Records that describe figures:
::::

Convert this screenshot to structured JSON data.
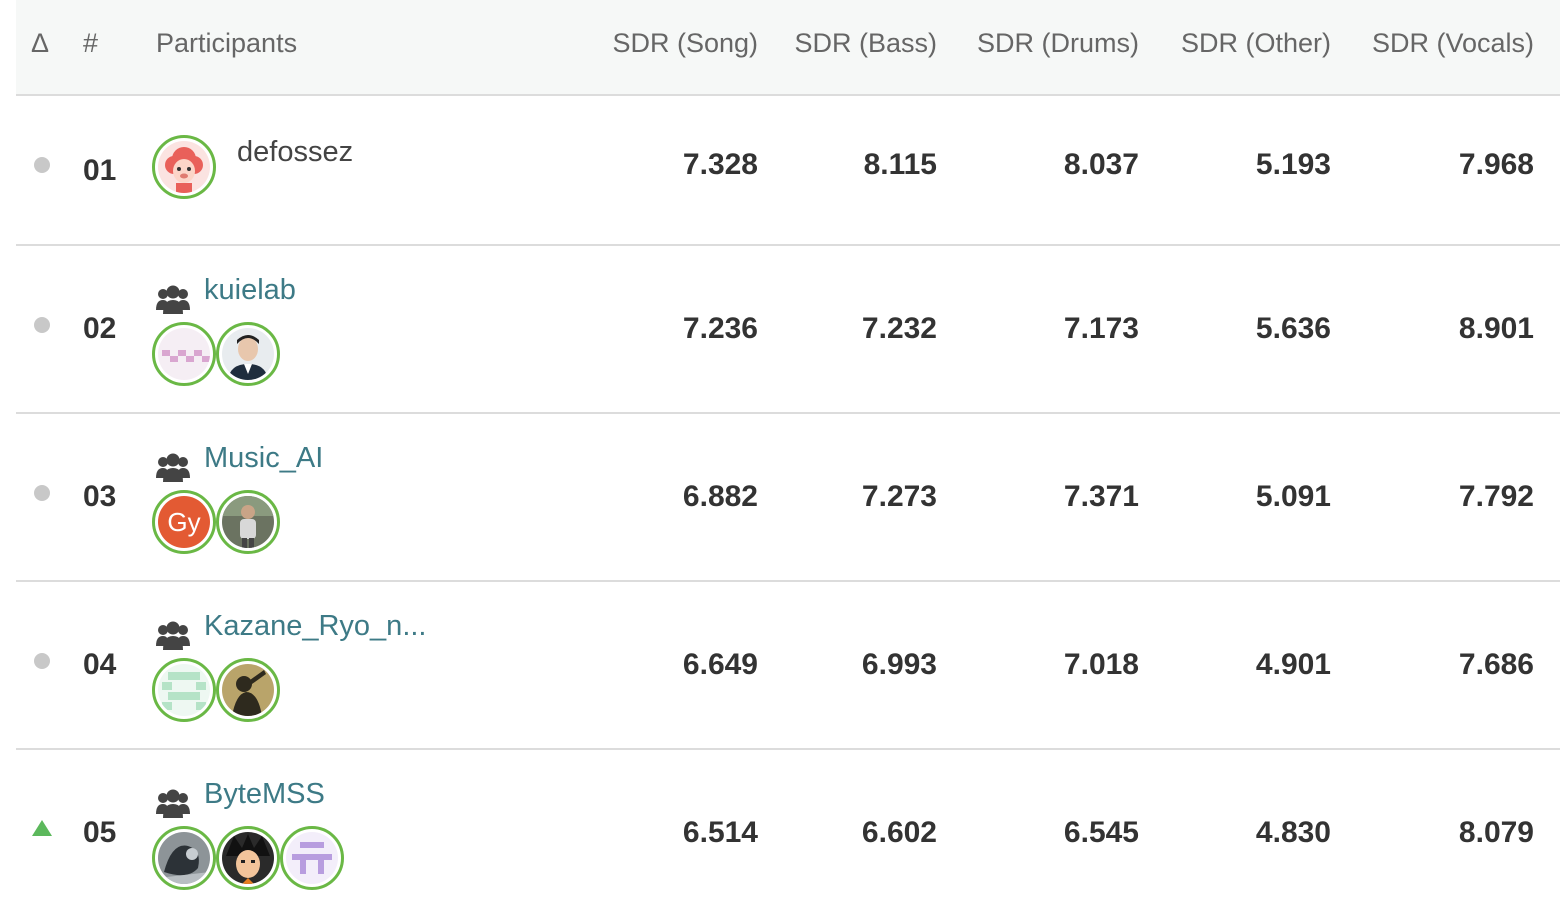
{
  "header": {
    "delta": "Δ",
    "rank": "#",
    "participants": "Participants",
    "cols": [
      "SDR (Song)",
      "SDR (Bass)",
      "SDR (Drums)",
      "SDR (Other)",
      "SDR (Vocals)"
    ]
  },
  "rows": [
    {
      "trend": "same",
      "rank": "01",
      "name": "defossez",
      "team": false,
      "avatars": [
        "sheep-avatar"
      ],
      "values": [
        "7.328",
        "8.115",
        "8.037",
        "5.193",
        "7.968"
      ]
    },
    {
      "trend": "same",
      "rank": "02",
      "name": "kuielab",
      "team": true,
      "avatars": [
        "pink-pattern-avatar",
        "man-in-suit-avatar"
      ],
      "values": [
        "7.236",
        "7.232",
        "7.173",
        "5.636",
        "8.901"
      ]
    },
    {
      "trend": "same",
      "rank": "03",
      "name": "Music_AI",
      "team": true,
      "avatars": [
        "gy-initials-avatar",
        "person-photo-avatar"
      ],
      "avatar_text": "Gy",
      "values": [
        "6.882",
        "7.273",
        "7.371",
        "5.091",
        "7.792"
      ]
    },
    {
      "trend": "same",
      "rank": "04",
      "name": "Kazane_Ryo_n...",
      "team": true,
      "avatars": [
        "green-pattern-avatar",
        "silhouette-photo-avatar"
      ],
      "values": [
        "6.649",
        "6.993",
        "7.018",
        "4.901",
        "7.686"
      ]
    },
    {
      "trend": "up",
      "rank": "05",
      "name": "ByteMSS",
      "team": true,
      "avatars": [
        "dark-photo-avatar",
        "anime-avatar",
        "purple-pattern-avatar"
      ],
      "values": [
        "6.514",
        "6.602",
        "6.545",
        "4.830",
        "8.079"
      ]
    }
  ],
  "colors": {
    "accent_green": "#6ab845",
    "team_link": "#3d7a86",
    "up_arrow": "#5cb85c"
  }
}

::::

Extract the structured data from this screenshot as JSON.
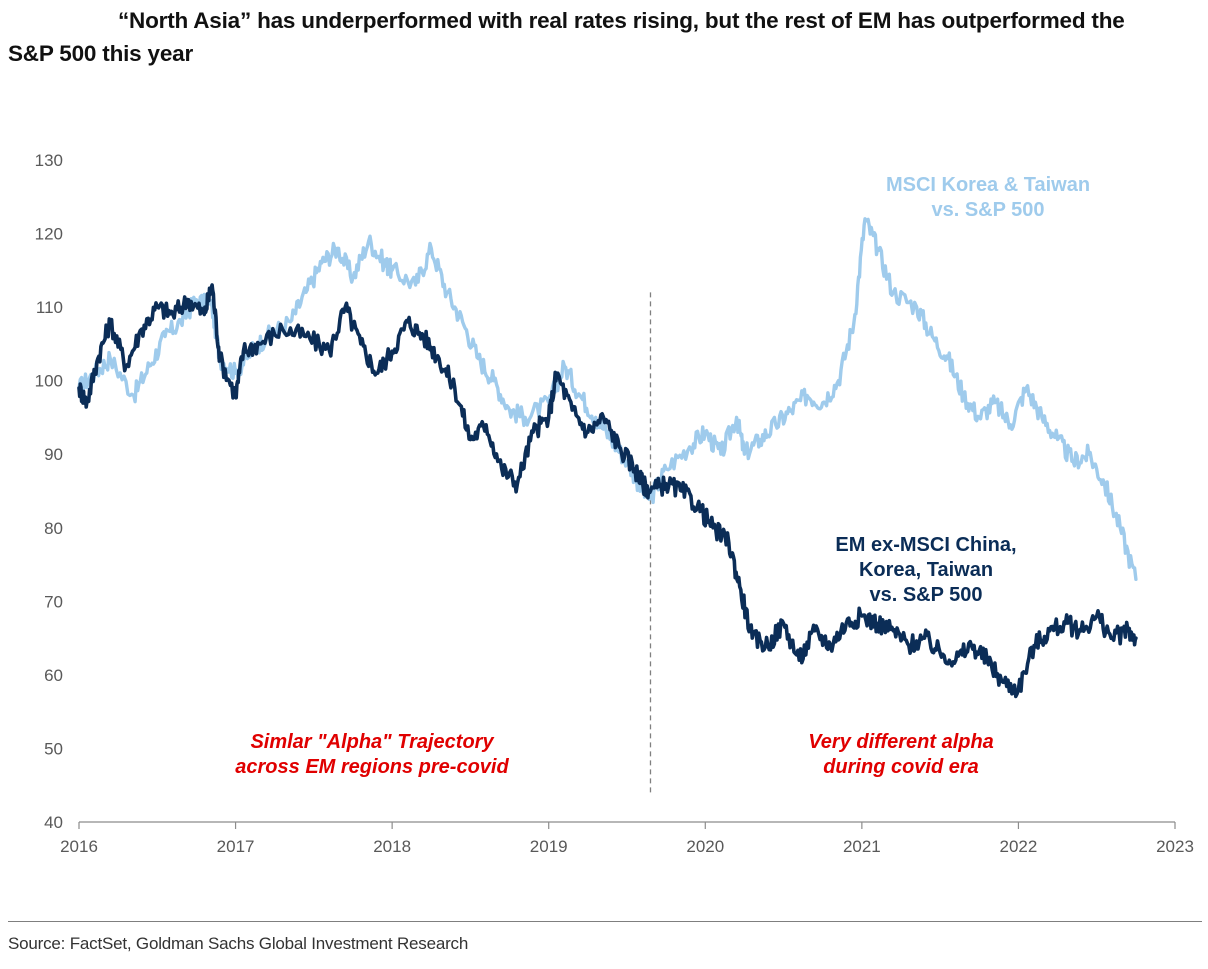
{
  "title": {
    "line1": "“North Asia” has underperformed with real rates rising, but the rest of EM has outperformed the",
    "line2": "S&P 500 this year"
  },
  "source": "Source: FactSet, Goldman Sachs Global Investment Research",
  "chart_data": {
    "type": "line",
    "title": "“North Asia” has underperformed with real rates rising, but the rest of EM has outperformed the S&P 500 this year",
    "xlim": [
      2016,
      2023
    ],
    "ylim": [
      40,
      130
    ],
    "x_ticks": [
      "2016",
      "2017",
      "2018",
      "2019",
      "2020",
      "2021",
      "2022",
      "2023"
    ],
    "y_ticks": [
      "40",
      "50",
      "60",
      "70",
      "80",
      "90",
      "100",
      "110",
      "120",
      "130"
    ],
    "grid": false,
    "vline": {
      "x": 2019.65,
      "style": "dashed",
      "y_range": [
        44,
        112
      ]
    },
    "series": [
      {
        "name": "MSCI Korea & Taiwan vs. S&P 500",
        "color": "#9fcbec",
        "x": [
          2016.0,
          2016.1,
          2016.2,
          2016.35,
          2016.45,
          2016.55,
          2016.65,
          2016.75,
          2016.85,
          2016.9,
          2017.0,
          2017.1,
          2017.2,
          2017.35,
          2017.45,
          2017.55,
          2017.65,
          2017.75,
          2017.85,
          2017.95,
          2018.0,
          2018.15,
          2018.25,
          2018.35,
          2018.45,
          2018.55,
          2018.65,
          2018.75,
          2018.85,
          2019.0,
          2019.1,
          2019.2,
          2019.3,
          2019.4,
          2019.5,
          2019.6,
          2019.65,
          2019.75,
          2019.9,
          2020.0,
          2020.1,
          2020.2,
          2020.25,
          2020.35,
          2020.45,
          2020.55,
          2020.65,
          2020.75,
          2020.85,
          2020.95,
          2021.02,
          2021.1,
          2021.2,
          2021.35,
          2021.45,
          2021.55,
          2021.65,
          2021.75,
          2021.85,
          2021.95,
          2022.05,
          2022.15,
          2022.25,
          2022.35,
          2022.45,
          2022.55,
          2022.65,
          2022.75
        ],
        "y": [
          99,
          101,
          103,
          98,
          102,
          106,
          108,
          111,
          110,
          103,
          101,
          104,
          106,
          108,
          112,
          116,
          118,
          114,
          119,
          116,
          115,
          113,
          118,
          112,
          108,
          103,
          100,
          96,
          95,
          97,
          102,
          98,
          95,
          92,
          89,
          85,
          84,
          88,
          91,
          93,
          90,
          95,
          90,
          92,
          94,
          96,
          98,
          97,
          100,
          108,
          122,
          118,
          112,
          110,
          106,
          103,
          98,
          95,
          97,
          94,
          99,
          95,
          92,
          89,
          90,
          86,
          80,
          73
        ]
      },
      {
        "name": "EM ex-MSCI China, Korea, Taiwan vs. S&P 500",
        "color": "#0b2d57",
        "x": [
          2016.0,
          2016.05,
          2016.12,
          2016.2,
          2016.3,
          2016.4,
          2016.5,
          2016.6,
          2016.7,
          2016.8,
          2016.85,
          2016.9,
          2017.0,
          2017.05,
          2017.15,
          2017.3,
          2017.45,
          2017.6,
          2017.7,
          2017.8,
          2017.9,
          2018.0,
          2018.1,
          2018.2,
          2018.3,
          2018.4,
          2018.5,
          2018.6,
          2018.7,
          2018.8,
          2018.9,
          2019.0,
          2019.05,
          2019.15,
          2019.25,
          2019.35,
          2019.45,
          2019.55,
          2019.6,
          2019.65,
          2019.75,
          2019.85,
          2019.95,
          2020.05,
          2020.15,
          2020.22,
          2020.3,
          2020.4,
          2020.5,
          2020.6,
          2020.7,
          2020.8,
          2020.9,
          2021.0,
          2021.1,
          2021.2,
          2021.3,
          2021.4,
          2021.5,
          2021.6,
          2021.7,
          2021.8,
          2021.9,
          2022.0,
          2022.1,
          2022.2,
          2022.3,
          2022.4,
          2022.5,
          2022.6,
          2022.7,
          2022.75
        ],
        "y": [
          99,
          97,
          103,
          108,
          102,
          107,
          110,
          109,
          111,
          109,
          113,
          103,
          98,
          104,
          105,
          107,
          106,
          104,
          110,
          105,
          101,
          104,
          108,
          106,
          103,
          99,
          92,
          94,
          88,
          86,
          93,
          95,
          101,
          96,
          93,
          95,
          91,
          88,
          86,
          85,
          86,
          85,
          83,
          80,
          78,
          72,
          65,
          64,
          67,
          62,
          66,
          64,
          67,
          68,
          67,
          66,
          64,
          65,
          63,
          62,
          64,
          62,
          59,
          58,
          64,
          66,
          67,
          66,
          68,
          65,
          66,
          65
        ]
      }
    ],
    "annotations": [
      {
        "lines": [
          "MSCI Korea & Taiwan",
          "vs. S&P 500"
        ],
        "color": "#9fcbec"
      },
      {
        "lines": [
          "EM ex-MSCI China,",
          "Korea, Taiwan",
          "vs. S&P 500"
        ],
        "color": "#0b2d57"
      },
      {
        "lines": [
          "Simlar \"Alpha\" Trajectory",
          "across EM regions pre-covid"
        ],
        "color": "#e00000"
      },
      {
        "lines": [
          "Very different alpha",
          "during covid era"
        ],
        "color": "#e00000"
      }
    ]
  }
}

::::

Short problem:
Gather every line containing the word "real" and copy it.

Expected answer:
    "line1": "“North Asia” has underperformed with real rates rising, but the rest of EM has outperformed the",
    "title": "“North Asia” has underperformed with real rates rising, but the rest of EM has outperformed the S&P 500 this year",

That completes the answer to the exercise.